__TASK INPUTS__:
▼

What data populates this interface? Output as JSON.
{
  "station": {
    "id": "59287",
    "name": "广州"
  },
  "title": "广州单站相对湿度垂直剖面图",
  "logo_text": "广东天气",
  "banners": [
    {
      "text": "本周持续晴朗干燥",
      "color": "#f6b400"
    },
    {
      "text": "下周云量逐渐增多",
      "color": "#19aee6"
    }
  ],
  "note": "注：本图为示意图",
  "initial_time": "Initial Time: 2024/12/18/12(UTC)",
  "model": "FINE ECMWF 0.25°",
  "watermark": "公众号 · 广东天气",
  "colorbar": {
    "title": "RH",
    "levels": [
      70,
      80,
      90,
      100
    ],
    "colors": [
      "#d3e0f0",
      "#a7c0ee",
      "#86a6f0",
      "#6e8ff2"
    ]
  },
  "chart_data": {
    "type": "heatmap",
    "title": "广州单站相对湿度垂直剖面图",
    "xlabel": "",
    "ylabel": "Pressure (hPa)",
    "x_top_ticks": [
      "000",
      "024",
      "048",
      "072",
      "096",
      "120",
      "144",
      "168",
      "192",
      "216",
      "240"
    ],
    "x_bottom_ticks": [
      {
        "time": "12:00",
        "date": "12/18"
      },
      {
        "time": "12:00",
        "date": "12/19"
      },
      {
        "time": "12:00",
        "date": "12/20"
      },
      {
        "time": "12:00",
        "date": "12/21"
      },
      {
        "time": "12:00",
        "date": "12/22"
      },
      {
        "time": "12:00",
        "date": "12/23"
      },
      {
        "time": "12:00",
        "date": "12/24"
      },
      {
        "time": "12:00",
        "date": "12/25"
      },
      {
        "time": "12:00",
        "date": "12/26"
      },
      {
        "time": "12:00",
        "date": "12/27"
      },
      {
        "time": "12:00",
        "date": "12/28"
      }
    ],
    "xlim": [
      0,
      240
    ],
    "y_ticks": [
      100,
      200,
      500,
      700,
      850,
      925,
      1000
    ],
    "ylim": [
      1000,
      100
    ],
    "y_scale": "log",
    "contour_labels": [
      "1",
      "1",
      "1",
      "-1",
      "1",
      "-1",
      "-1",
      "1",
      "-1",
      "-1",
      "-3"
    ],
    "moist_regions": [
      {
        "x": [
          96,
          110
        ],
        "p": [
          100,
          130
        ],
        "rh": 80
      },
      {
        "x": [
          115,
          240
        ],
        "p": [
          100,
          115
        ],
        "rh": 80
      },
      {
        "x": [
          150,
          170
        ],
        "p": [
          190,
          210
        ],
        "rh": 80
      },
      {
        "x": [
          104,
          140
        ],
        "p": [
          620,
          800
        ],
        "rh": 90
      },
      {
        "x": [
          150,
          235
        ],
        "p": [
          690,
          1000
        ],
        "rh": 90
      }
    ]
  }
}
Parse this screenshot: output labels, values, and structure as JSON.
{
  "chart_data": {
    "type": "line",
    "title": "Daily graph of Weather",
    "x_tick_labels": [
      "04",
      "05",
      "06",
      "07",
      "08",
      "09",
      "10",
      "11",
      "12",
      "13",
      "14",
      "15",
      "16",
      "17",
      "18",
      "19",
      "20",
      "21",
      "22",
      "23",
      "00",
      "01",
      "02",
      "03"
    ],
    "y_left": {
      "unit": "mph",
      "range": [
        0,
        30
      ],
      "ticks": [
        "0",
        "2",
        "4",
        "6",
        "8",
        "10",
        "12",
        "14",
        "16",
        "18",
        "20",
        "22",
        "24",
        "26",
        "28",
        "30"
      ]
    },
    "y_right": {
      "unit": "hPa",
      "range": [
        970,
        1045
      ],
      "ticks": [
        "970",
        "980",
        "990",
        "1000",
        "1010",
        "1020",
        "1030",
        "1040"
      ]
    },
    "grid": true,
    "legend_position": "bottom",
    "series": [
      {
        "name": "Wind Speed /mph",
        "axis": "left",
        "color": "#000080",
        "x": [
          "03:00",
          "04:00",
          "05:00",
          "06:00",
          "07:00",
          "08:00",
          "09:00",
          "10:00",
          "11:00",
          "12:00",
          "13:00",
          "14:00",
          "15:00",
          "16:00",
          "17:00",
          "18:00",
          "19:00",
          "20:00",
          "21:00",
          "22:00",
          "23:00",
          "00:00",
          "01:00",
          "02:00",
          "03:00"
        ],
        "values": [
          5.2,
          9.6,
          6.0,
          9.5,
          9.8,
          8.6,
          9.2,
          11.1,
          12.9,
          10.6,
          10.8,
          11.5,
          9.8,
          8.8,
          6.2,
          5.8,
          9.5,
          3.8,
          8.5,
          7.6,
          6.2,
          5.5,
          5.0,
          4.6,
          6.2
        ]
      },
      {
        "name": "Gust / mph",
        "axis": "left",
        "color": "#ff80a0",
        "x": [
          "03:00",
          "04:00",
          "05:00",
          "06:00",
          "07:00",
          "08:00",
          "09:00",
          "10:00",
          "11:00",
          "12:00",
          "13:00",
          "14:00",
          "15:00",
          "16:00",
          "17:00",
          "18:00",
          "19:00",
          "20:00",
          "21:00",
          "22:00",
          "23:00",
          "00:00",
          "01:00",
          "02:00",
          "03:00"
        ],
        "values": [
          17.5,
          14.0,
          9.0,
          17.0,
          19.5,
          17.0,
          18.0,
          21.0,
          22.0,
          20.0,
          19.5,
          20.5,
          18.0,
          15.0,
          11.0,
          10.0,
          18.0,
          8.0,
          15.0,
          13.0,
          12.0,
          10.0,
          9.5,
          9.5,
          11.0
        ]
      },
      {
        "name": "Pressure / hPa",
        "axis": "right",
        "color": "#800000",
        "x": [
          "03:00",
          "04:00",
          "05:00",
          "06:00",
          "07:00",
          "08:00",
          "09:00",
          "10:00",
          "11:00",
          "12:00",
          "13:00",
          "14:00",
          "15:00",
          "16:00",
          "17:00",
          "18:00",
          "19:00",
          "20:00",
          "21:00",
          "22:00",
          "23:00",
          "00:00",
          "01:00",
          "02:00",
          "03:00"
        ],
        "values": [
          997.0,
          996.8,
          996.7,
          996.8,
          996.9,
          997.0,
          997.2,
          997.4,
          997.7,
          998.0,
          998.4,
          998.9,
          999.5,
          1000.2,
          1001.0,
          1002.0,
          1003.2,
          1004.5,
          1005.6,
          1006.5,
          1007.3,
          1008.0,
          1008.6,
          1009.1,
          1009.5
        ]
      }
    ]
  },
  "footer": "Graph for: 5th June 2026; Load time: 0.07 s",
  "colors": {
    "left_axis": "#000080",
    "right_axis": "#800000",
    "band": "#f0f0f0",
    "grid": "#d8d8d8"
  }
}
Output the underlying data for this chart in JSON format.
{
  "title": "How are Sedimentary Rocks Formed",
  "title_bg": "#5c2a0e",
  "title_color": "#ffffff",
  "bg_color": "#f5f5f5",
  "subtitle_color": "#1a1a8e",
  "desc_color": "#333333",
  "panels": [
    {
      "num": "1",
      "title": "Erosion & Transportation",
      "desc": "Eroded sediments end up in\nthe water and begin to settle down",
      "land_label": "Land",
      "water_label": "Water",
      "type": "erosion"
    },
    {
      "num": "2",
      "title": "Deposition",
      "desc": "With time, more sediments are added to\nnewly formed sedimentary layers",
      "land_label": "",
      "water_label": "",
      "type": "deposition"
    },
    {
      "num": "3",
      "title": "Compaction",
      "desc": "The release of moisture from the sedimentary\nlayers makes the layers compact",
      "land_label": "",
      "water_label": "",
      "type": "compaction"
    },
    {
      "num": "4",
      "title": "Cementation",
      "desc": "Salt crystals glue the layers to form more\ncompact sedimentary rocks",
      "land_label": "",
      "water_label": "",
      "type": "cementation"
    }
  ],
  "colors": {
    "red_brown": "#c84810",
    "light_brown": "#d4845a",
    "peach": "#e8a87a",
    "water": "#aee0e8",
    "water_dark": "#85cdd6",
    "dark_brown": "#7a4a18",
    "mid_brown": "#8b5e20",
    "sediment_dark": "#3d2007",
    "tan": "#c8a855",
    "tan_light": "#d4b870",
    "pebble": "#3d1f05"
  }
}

▲

__GIVEN PROBLEM__: Copy each line holding the word "广州单站相对湿度垂直剖面图" from the listing above.

__PROBLEM SOLUTION__:
  "title": "广州单站相对湿度垂直剖面图",
    "title": "广州单站相对湿度垂直剖面图",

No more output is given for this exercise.